## start Input material

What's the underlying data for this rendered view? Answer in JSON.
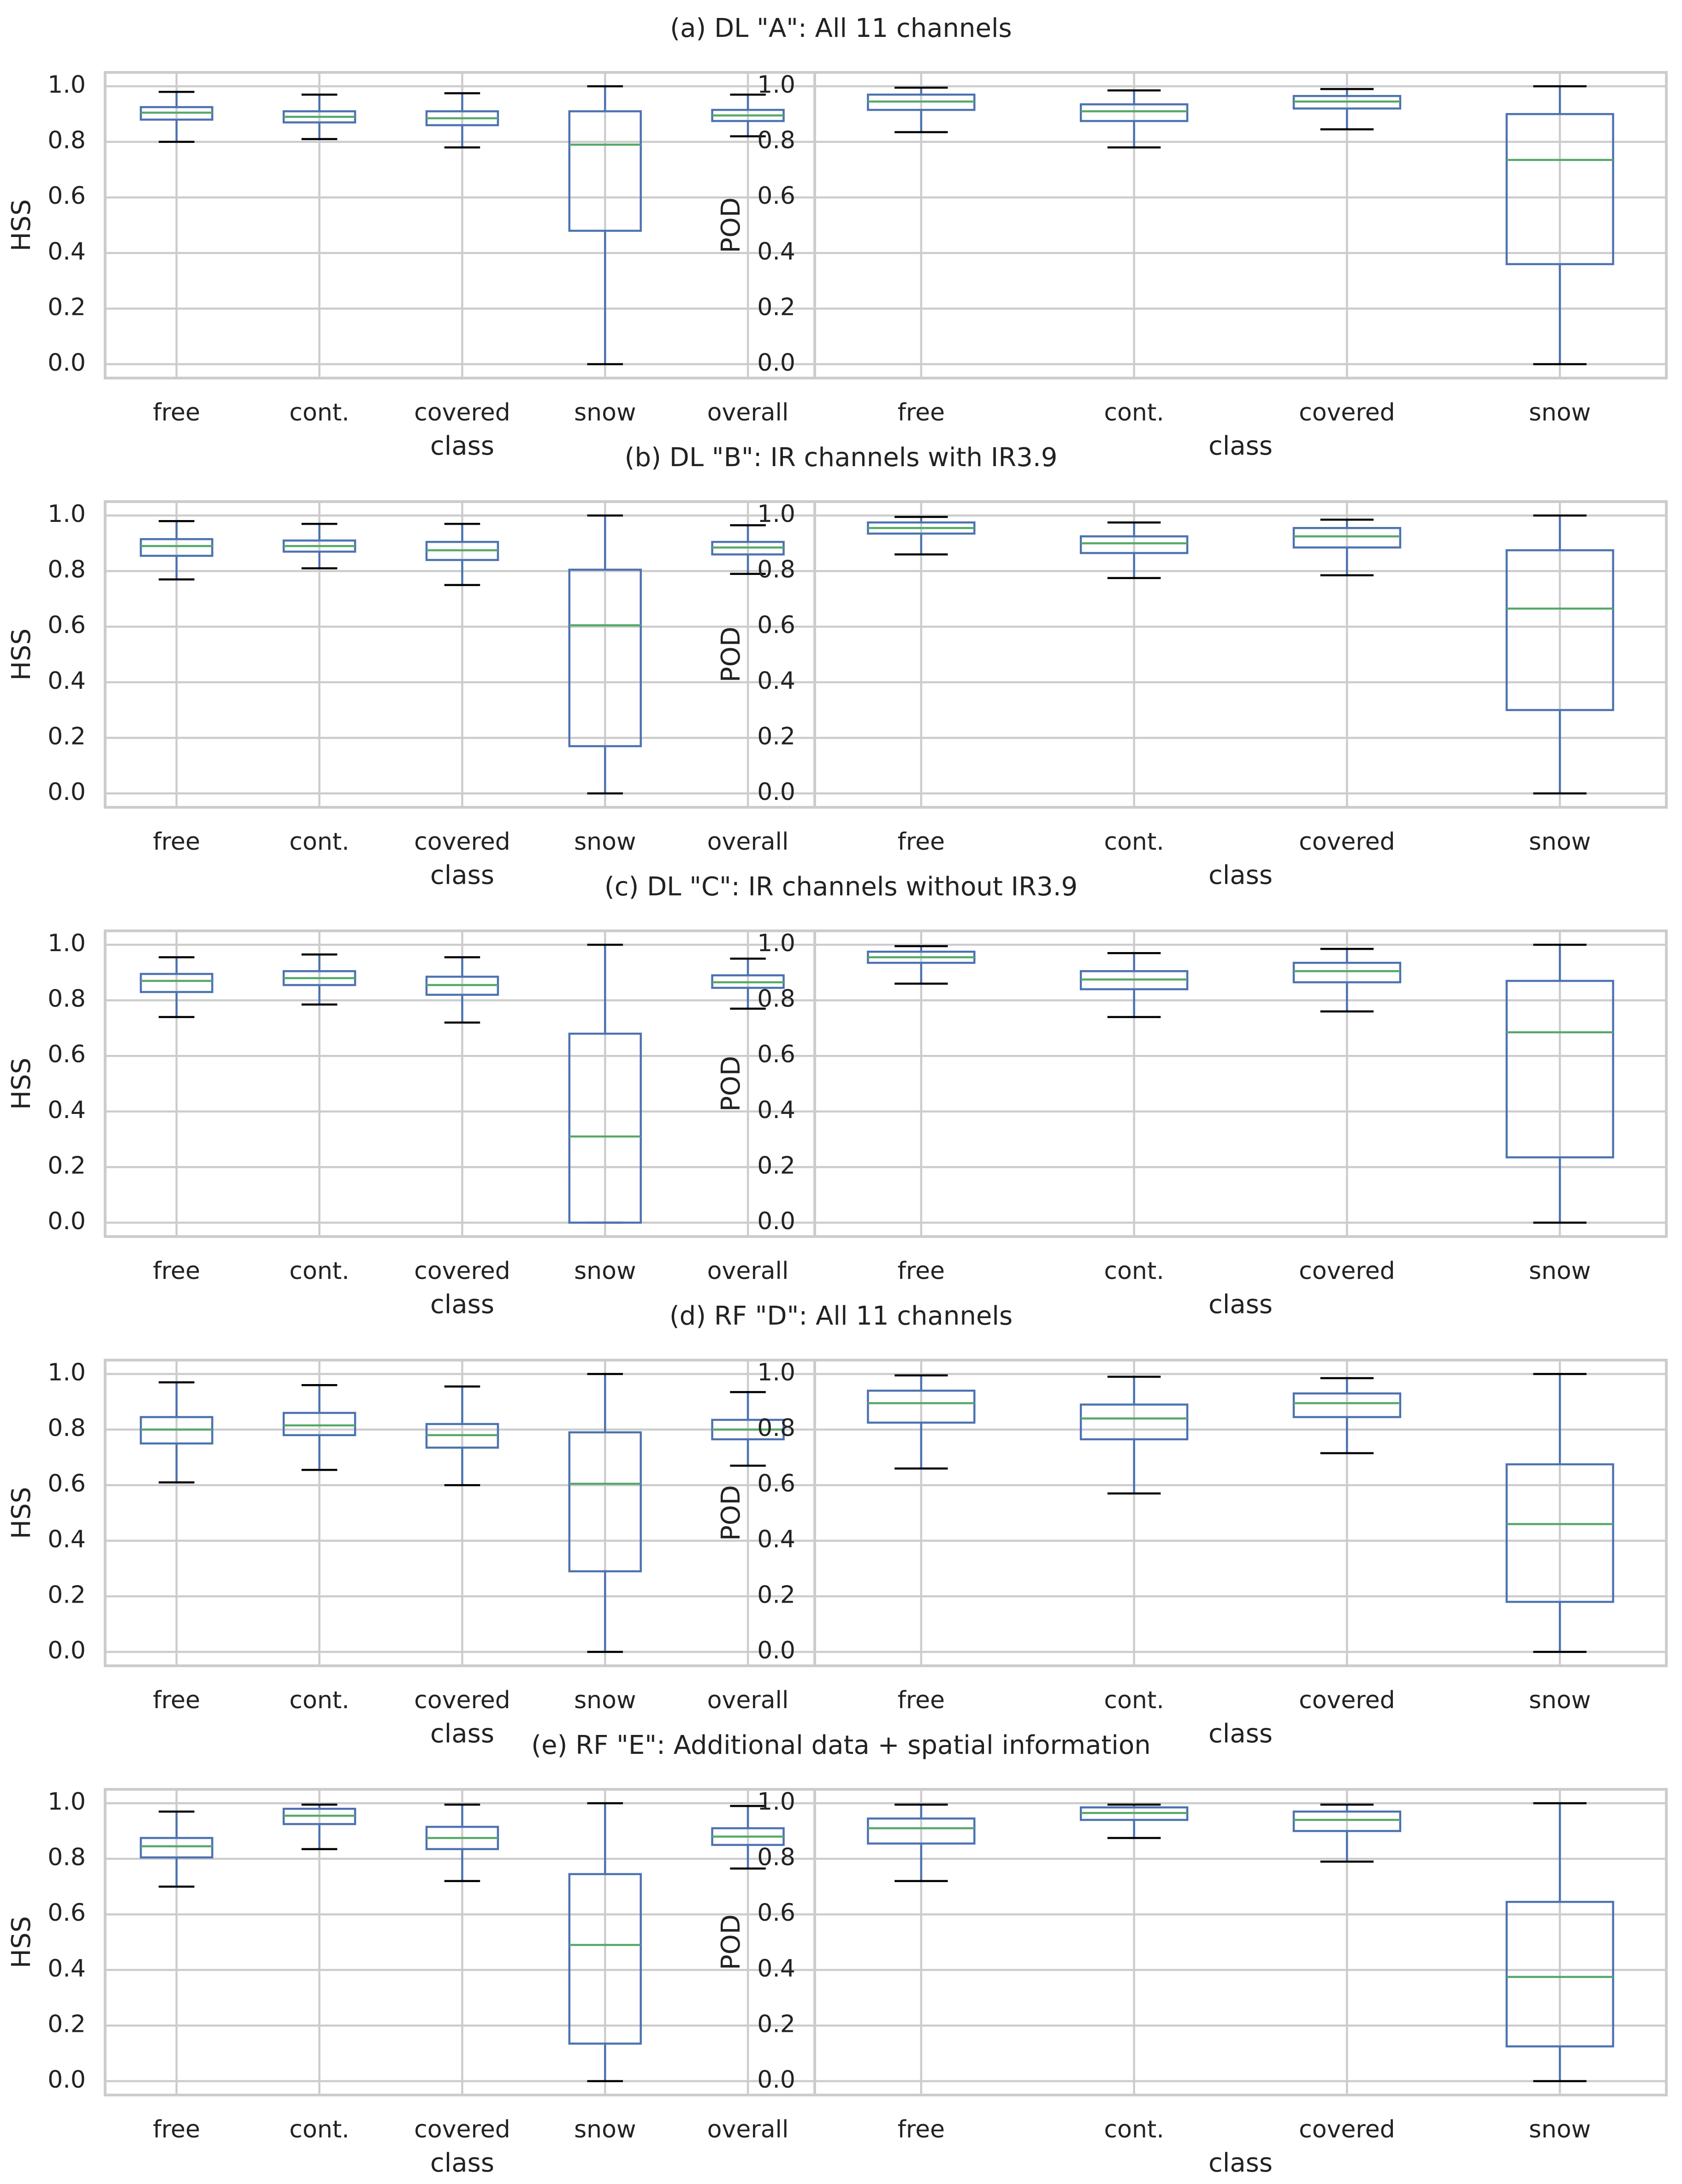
{
  "colors": {
    "box": "#4c72b0",
    "median": "#55a868",
    "cap": "#000000",
    "grid": "#cccccc",
    "text": "#222222"
  },
  "chart_data": [
    {
      "type": "box",
      "panel": "(a)",
      "title": "(a) DL \"A\": All 11 channels",
      "xlabel": "class",
      "ylabel": "HSS",
      "ylim": [
        -0.05,
        1.05
      ],
      "yticks": [
        "0.0",
        "0.2",
        "0.4",
        "0.6",
        "0.8",
        "1.0"
      ],
      "categories": [
        "free",
        "cont.",
        "covered",
        "snow",
        "overall"
      ],
      "boxes": [
        {
          "whislo": 0.8,
          "q1": 0.88,
          "med": 0.905,
          "q3": 0.925,
          "whishi": 0.98
        },
        {
          "whislo": 0.81,
          "q1": 0.87,
          "med": 0.89,
          "q3": 0.91,
          "whishi": 0.97
        },
        {
          "whislo": 0.78,
          "q1": 0.86,
          "med": 0.885,
          "q3": 0.91,
          "whishi": 0.975
        },
        {
          "whislo": 0.0,
          "q1": 0.48,
          "med": 0.79,
          "q3": 0.91,
          "whishi": 1.0
        },
        {
          "whislo": 0.82,
          "q1": 0.875,
          "med": 0.895,
          "q3": 0.915,
          "whishi": 0.97
        }
      ]
    },
    {
      "type": "box",
      "panel": "(a)",
      "xlabel": "class",
      "ylabel": "POD",
      "ylim": [
        -0.05,
        1.05
      ],
      "yticks": [
        "0.0",
        "0.2",
        "0.4",
        "0.6",
        "0.8",
        "1.0"
      ],
      "categories": [
        "free",
        "cont.",
        "covered",
        "snow"
      ],
      "boxes": [
        {
          "whislo": 0.835,
          "q1": 0.915,
          "med": 0.945,
          "q3": 0.97,
          "whishi": 0.995
        },
        {
          "whislo": 0.78,
          "q1": 0.875,
          "med": 0.91,
          "q3": 0.935,
          "whishi": 0.985
        },
        {
          "whislo": 0.845,
          "q1": 0.92,
          "med": 0.945,
          "q3": 0.965,
          "whishi": 0.99
        },
        {
          "whislo": 0.0,
          "q1": 0.36,
          "med": 0.735,
          "q3": 0.9,
          "whishi": 1.0
        }
      ]
    },
    {
      "type": "box",
      "panel": "(b)",
      "title": "(b) DL \"B\": IR channels with IR3.9",
      "xlabel": "class",
      "ylabel": "HSS",
      "ylim": [
        -0.05,
        1.05
      ],
      "yticks": [
        "0.0",
        "0.2",
        "0.4",
        "0.6",
        "0.8",
        "1.0"
      ],
      "categories": [
        "free",
        "cont.",
        "covered",
        "snow",
        "overall"
      ],
      "boxes": [
        {
          "whislo": 0.77,
          "q1": 0.855,
          "med": 0.89,
          "q3": 0.915,
          "whishi": 0.98
        },
        {
          "whislo": 0.81,
          "q1": 0.87,
          "med": 0.89,
          "q3": 0.91,
          "whishi": 0.97
        },
        {
          "whislo": 0.75,
          "q1": 0.84,
          "med": 0.875,
          "q3": 0.905,
          "whishi": 0.97
        },
        {
          "whislo": 0.0,
          "q1": 0.17,
          "med": 0.605,
          "q3": 0.805,
          "whishi": 1.0
        },
        {
          "whislo": 0.79,
          "q1": 0.86,
          "med": 0.885,
          "q3": 0.905,
          "whishi": 0.965
        }
      ]
    },
    {
      "type": "box",
      "panel": "(b)",
      "xlabel": "class",
      "ylabel": "POD",
      "ylim": [
        -0.05,
        1.05
      ],
      "yticks": [
        "0.0",
        "0.2",
        "0.4",
        "0.6",
        "0.8",
        "1.0"
      ],
      "categories": [
        "free",
        "cont.",
        "covered",
        "snow"
      ],
      "boxes": [
        {
          "whislo": 0.86,
          "q1": 0.935,
          "med": 0.955,
          "q3": 0.975,
          "whishi": 0.995
        },
        {
          "whislo": 0.775,
          "q1": 0.865,
          "med": 0.9,
          "q3": 0.925,
          "whishi": 0.975
        },
        {
          "whislo": 0.785,
          "q1": 0.885,
          "med": 0.925,
          "q3": 0.955,
          "whishi": 0.985
        },
        {
          "whislo": 0.0,
          "q1": 0.3,
          "med": 0.665,
          "q3": 0.875,
          "whishi": 1.0
        }
      ]
    },
    {
      "type": "box",
      "panel": "(c)",
      "title": "(c) DL \"C\": IR channels without IR3.9",
      "xlabel": "class",
      "ylabel": "HSS",
      "ylim": [
        -0.05,
        1.05
      ],
      "yticks": [
        "0.0",
        "0.2",
        "0.4",
        "0.6",
        "0.8",
        "1.0"
      ],
      "categories": [
        "free",
        "cont.",
        "covered",
        "snow",
        "overall"
      ],
      "boxes": [
        {
          "whislo": 0.74,
          "q1": 0.83,
          "med": 0.87,
          "q3": 0.895,
          "whishi": 0.955
        },
        {
          "whislo": 0.785,
          "q1": 0.855,
          "med": 0.88,
          "q3": 0.905,
          "whishi": 0.965
        },
        {
          "whislo": 0.72,
          "q1": 0.82,
          "med": 0.855,
          "q3": 0.885,
          "whishi": 0.955
        },
        {
          "whislo": 0.0,
          "q1": 0.0,
          "med": 0.31,
          "q3": 0.68,
          "whishi": 1.0
        },
        {
          "whislo": 0.77,
          "q1": 0.845,
          "med": 0.865,
          "q3": 0.89,
          "whishi": 0.95
        }
      ]
    },
    {
      "type": "box",
      "panel": "(c)",
      "xlabel": "class",
      "ylabel": "POD",
      "ylim": [
        -0.05,
        1.05
      ],
      "yticks": [
        "0.0",
        "0.2",
        "0.4",
        "0.6",
        "0.8",
        "1.0"
      ],
      "categories": [
        "free",
        "cont.",
        "covered",
        "snow"
      ],
      "boxes": [
        {
          "whislo": 0.86,
          "q1": 0.935,
          "med": 0.955,
          "q3": 0.975,
          "whishi": 0.995
        },
        {
          "whislo": 0.74,
          "q1": 0.84,
          "med": 0.875,
          "q3": 0.905,
          "whishi": 0.97
        },
        {
          "whislo": 0.76,
          "q1": 0.865,
          "med": 0.905,
          "q3": 0.935,
          "whishi": 0.985
        },
        {
          "whislo": 0.0,
          "q1": 0.235,
          "med": 0.685,
          "q3": 0.87,
          "whishi": 1.0
        }
      ]
    },
    {
      "type": "box",
      "panel": "(d)",
      "title": "(d) RF \"D\": All 11 channels",
      "xlabel": "class",
      "ylabel": "HSS",
      "ylim": [
        -0.05,
        1.05
      ],
      "yticks": [
        "0.0",
        "0.2",
        "0.4",
        "0.6",
        "0.8",
        "1.0"
      ],
      "categories": [
        "free",
        "cont.",
        "covered",
        "snow",
        "overall"
      ],
      "boxes": [
        {
          "whislo": 0.61,
          "q1": 0.75,
          "med": 0.8,
          "q3": 0.845,
          "whishi": 0.97
        },
        {
          "whislo": 0.655,
          "q1": 0.78,
          "med": 0.815,
          "q3": 0.86,
          "whishi": 0.96
        },
        {
          "whislo": 0.6,
          "q1": 0.735,
          "med": 0.78,
          "q3": 0.82,
          "whishi": 0.955
        },
        {
          "whislo": 0.0,
          "q1": 0.29,
          "med": 0.605,
          "q3": 0.79,
          "whishi": 1.0
        },
        {
          "whislo": 0.67,
          "q1": 0.765,
          "med": 0.8,
          "q3": 0.835,
          "whishi": 0.935
        }
      ]
    },
    {
      "type": "box",
      "panel": "(d)",
      "xlabel": "class",
      "ylabel": "POD",
      "ylim": [
        -0.05,
        1.05
      ],
      "yticks": [
        "0.0",
        "0.2",
        "0.4",
        "0.6",
        "0.8",
        "1.0"
      ],
      "categories": [
        "free",
        "cont.",
        "covered",
        "snow"
      ],
      "boxes": [
        {
          "whislo": 0.66,
          "q1": 0.825,
          "med": 0.895,
          "q3": 0.94,
          "whishi": 0.995
        },
        {
          "whislo": 0.57,
          "q1": 0.765,
          "med": 0.84,
          "q3": 0.89,
          "whishi": 0.99
        },
        {
          "whislo": 0.715,
          "q1": 0.845,
          "med": 0.895,
          "q3": 0.93,
          "whishi": 0.985
        },
        {
          "whislo": 0.0,
          "q1": 0.18,
          "med": 0.46,
          "q3": 0.675,
          "whishi": 1.0
        }
      ]
    },
    {
      "type": "box",
      "panel": "(e)",
      "title": "(e) RF \"E\": Additional data + spatial information",
      "xlabel": "class",
      "ylabel": "HSS",
      "ylim": [
        -0.05,
        1.05
      ],
      "yticks": [
        "0.0",
        "0.2",
        "0.4",
        "0.6",
        "0.8",
        "1.0"
      ],
      "categories": [
        "free",
        "cont.",
        "covered",
        "snow",
        "overall"
      ],
      "boxes": [
        {
          "whislo": 0.7,
          "q1": 0.805,
          "med": 0.845,
          "q3": 0.875,
          "whishi": 0.97
        },
        {
          "whislo": 0.835,
          "q1": 0.925,
          "med": 0.955,
          "q3": 0.98,
          "whishi": 0.995
        },
        {
          "whislo": 0.72,
          "q1": 0.835,
          "med": 0.875,
          "q3": 0.915,
          "whishi": 0.995
        },
        {
          "whislo": 0.0,
          "q1": 0.135,
          "med": 0.49,
          "q3": 0.745,
          "whishi": 1.0
        },
        {
          "whislo": 0.765,
          "q1": 0.85,
          "med": 0.88,
          "q3": 0.91,
          "whishi": 0.99
        }
      ]
    },
    {
      "type": "box",
      "panel": "(e)",
      "xlabel": "class",
      "ylabel": "POD",
      "ylim": [
        -0.05,
        1.05
      ],
      "yticks": [
        "0.0",
        "0.2",
        "0.4",
        "0.6",
        "0.8",
        "1.0"
      ],
      "categories": [
        "free",
        "cont.",
        "covered",
        "snow"
      ],
      "boxes": [
        {
          "whislo": 0.72,
          "q1": 0.855,
          "med": 0.91,
          "q3": 0.945,
          "whishi": 0.995
        },
        {
          "whislo": 0.875,
          "q1": 0.94,
          "med": 0.965,
          "q3": 0.985,
          "whishi": 0.995
        },
        {
          "whislo": 0.79,
          "q1": 0.9,
          "med": 0.94,
          "q3": 0.97,
          "whishi": 0.995
        },
        {
          "whislo": 0.0,
          "q1": 0.125,
          "med": 0.375,
          "q3": 0.645,
          "whishi": 1.0
        }
      ]
    }
  ]
}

## end Input material

What you should do:
Scan the material above. Extract every line in which the word "title" occurs.

The completed task:
      "title": "(a) DL \"A\": All 11 channels",
      "title": "(b) DL \"B\": IR channels with IR3.9",
      "title": "(c) DL \"C\": IR channels without IR3.9",
      "title": "(d) RF \"D\": All 11 channels",
      "title": "(e) RF \"E\": Additional data + spatial information",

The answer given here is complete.